• **Goal of the exercise**:
Retype the material that follows, keeping every word as it is.

• **Data shown**:
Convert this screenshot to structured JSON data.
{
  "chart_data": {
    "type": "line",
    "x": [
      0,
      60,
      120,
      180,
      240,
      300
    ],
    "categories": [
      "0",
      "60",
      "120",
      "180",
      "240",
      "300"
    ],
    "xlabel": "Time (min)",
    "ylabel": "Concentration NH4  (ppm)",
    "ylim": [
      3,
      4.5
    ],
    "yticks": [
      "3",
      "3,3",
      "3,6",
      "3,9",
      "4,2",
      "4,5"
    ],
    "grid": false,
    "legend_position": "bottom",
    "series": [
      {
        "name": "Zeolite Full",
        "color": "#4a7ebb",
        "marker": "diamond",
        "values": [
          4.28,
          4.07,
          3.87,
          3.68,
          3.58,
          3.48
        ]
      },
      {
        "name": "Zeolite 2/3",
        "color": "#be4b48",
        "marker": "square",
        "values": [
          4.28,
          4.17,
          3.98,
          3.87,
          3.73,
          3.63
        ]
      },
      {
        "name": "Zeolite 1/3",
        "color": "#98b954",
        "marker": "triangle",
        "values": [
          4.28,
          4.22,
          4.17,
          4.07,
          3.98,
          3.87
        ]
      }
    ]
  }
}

• **Response for this exercise**:
Convert this screenshot to structured JSON data.
{
  "chart_data": {
    "type": "line",
    "x": [
      0,
      60,
      120,
      180,
      240,
      300
    ],
    "categories": [
      "0",
      "60",
      "120",
      "180",
      "240",
      "300"
    ],
    "xlabel": "Time (min)",
    "ylabel": "Concentration NH4  (ppm)",
    "ylim": [
      3,
      4.5
    ],
    "yticks": [
      "3",
      "3,3",
      "3,6",
      "3,9",
      "4,2",
      "4,5"
    ],
    "grid": false,
    "legend_position": "bottom",
    "series": [
      {
        "name": "Zeolite Full",
        "color": "#4a7ebb",
        "marker": "diamond",
        "values": [
          4.28,
          4.07,
          3.87,
          3.68,
          3.58,
          3.48
        ]
      },
      {
        "name": "Zeolite 2/3",
        "color": "#be4b48",
        "marker": "square",
        "values": [
          4.28,
          4.17,
          3.98,
          3.87,
          3.73,
          3.63
        ]
      },
      {
        "name": "Zeolite 1/3",
        "color": "#98b954",
        "marker": "triangle",
        "values": [
          4.28,
          4.22,
          4.17,
          4.07,
          3.98,
          3.87
        ]
      }
    ]
  }
}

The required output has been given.